┌──

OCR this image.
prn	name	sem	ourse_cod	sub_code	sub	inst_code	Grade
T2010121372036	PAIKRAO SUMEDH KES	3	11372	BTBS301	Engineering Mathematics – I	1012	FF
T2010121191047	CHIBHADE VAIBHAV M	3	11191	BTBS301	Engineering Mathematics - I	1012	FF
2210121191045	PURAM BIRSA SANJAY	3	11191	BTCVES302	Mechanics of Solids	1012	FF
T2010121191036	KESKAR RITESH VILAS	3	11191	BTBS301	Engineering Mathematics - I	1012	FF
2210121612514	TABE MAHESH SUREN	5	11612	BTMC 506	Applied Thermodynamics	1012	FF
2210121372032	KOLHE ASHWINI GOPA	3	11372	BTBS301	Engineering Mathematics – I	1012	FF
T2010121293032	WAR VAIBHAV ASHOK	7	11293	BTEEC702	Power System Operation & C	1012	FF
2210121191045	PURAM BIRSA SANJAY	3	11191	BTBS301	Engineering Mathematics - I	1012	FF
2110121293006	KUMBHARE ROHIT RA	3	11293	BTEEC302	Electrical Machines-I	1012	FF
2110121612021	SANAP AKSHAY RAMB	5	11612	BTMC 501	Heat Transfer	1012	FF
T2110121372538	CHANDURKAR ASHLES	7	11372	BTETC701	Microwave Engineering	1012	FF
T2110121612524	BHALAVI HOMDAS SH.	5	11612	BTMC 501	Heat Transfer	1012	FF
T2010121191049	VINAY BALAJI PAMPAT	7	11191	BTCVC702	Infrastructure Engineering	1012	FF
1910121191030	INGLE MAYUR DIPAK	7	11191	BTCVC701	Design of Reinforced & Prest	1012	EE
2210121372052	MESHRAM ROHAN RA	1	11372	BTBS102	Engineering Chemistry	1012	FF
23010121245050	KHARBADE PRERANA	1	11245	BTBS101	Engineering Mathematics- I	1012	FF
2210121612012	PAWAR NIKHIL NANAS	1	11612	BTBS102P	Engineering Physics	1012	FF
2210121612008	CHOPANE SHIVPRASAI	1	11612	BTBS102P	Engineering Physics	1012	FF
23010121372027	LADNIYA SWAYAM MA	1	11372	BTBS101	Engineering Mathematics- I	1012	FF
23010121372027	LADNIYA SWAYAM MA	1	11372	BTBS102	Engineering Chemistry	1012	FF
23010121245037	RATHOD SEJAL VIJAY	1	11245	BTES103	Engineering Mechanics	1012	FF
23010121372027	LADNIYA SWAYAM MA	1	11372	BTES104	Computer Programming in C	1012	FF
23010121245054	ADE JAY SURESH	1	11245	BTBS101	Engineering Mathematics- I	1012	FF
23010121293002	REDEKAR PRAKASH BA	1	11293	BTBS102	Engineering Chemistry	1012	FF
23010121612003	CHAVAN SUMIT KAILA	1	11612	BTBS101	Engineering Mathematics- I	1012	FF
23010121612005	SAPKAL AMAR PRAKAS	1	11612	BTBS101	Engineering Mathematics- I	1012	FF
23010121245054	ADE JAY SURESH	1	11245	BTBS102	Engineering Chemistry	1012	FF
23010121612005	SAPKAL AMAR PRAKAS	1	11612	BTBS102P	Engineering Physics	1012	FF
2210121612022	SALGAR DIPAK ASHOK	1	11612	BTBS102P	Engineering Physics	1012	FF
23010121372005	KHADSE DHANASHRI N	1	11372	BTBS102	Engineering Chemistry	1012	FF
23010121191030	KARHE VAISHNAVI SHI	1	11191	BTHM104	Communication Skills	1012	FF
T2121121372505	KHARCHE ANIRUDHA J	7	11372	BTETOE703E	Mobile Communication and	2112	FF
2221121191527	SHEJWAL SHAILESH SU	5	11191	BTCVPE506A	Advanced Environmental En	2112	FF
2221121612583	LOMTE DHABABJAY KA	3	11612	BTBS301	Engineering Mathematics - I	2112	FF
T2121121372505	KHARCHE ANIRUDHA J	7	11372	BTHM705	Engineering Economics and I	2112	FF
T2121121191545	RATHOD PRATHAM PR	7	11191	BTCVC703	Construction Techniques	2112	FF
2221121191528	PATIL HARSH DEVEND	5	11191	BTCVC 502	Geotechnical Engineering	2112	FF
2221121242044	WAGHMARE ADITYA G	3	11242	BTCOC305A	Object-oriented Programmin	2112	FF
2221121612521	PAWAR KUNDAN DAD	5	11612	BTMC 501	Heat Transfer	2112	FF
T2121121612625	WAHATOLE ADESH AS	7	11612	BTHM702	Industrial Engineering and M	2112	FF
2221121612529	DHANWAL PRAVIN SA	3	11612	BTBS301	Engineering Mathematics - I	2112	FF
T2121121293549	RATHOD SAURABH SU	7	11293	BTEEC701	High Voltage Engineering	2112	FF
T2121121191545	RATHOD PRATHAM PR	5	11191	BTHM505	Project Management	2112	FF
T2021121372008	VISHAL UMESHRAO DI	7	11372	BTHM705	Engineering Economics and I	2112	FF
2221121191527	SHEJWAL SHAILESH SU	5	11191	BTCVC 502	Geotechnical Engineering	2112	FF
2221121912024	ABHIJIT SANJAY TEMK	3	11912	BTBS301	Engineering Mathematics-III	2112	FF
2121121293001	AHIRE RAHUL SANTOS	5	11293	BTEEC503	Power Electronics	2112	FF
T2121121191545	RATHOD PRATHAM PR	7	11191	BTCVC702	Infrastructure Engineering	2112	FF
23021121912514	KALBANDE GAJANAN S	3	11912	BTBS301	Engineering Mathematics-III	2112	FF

└──

Problem to solve:
Copy every record above exactly as it appears.

Written solution:
OCR this image.
prn	name	sem	ourse_cod	sub_code	sub	inst_code	Grade
T2010121372036	PAIKRAO SUMEDH KES	3	11372	BTBS301	Engineering Mathematics – I	1012	FF
T2010121191047	CHIBHADE VAIBHAV M	3	11191	BTBS301	Engineering Mathematics - I	1012	FF
2210121191045	PURAM BIRSA SANJAY	3	11191	BTCVES302	Mechanics of Solids	1012	FF
T2010121191036	KESKAR RITESH VILAS	3	11191	BTBS301	Engineering Mathematics - I	1012	FF
2210121612514	TABE MAHESH SUREN	5	11612	BTMC 506	Applied Thermodynamics	1012	FF
2210121372032	KOLHE ASHWINI GOPA	3	11372	BTBS301	Engineering Mathematics – I	1012	FF
T2010121293032	WAR VAIBHAV ASHOK	7	11293	BTEEC702	Power System Operation & C	1012	FF
2210121191045	PURAM BIRSA SANJAY	3	11191	BTBS301	Engineering Mathematics - I	1012	FF
2110121293006	KUMBHARE ROHIT RA	3	11293	BTEEC302	Electrical Machines-I	1012	FF
2110121612021	SANAP AKSHAY RAMB	5	11612	BTMC 501	Heat Transfer	1012	FF
T2110121372538	CHANDURKAR ASHLES	7	11372	BTETC701	Microwave Engineering	1012	FF
T2110121612524	BHALAVI HOMDAS SH.	5	11612	BTMC 501	Heat Transfer	1012	FF
T2010121191049	VINAY BALAJI PAMPAT	7	11191	BTCVC702	Infrastructure Engineering	1012	FF
1910121191030	INGLE MAYUR DIPAK	7	11191	BTCVC701	Design of Reinforced & Prest	1012	EE
2210121372052	MESHRAM ROHAN RA	1	11372	BTBS102	Engineering Chemistry	1012	FF
23010121245050	KHARBADE PRERANA	1	11245	BTBS101	Engineering Mathematics- I	1012	FF
2210121612012	PAWAR NIKHIL NANAS	1	11612	BTBS102P	Engineering Physics	1012	FF
2210121612008	CHOPANE SHIVPRASAI	1	11612	BTBS102P	Engineering Physics	1012	FF
23010121372027	LADNIYA SWAYAM MA	1	11372	BTBS101	Engineering Mathematics- I	1012	FF
23010121372027	LADNIYA SWAYAM MA	1	11372	BTBS102	Engineering Chemistry	1012	FF
23010121245037	RATHOD SEJAL VIJAY	1	11245	BTES103	Engineering Mechanics	1012	FF
23010121372027	LADNIYA SWAYAM MA	1	11372	BTES104	Computer Programming in C	1012	FF
23010121245054	ADE JAY SURESH	1	11245	BTBS101	Engineering Mathematics- I	1012	FF
23010121293002	REDEKAR PRAKASH BA	1	11293	BTBS102	Engineering Chemistry	1012	FF
23010121612003	CHAVAN SUMIT KAILA	1	11612	BTBS101	Engineering Mathematics- I	1012	FF
23010121612005	SAPKAL AMAR PRAKAS	1	11612	BTBS101	Engineering Mathematics- I	1012	FF
23010121245054	ADE JAY SURESH	1	11245	BTBS102	Engineering Chemistry	1012	FF
23010121612005	SAPKAL AMAR PRAKAS	1	11612	BTBS102P	Engineering Physics	1012	FF
2210121612022	SALGAR DIPAK ASHOK	1	11612	BTBS102P	Engineering Physics	1012	FF
23010121372005	KHADSE DHANASHRI N	1	11372	BTBS102	Engineering Chemistry	1012	FF
23010121191030	KARHE VAISHNAVI SHI	1	11191	BTHM104	Communication Skills	1012	FF
T2121121372505	KHARCHE ANIRUDHA J	7	11372	BTETOE703E	Mobile Communication and	2112	FF
2221121191527	SHEJWAL SHAILESH SU	5	11191	BTCVPE506A	Advanced Environmental En	2112	FF
2221121612583	LOMTE DHABABJAY KA	3	11612	BTBS301	Engineering Mathematics - I	2112	FF
T2121121372505	KHARCHE ANIRUDHA J	7	11372	BTHM705	Engineering Economics and I	2112	FF
T2121121191545	RATHOD PRATHAM PR	7	11191	BTCVC703	Construction Techniques	2112	FF
2221121191528	PATIL HARSH DEVEND	5	11191	BTCVC 502	Geotechnical Engineering	2112	FF
2221121242044	WAGHMARE ADITYA G	3	11242	BTCOC305A	Object-oriented Programmin	2112	FF
2221121612521	PAWAR KUNDAN DAD	5	11612	BTMC 501	Heat Transfer	2112	FF
T2121121612625	WAHATOLE ADESH AS	7	11612	BTHM702	Industrial Engineering and M	2112	FF
2221121612529	DHANWAL PRAVIN SA	3	11612	BTBS301	Engineering Mathematics - I	2112	FF
T2121121293549	RATHOD SAURABH SU	7	11293	BTEEC701	High Voltage Engineering	2112	FF
T2121121191545	RATHOD PRATHAM PR	5	11191	BTHM505	Project Management	2112	FF
T2021121372008	VISHAL UMESHRAO DI	7	11372	BTHM705	Engineering Economics and I	2112	FF
2221121191527	SHEJWAL SHAILESH SU	5	11191	BTCVC 502	Geotechnical Engineering	2112	FF
2221121912024	ABHIJIT SANJAY TEMK	3	11912	BTBS301	Engineering Mathematics-III	2112	FF
2121121293001	AHIRE RAHUL SANTOS	5	11293	BTEEC503	Power Electronics	2112	FF
T2121121191545	RATHOD PRATHAM PR	7	11191	BTCVC702	Infrastructure Engineering	2112	FF
23021121912514	KALBANDE GAJANAN S	3	11912	BTBS301	Engineering Mathematics-III	2112	FF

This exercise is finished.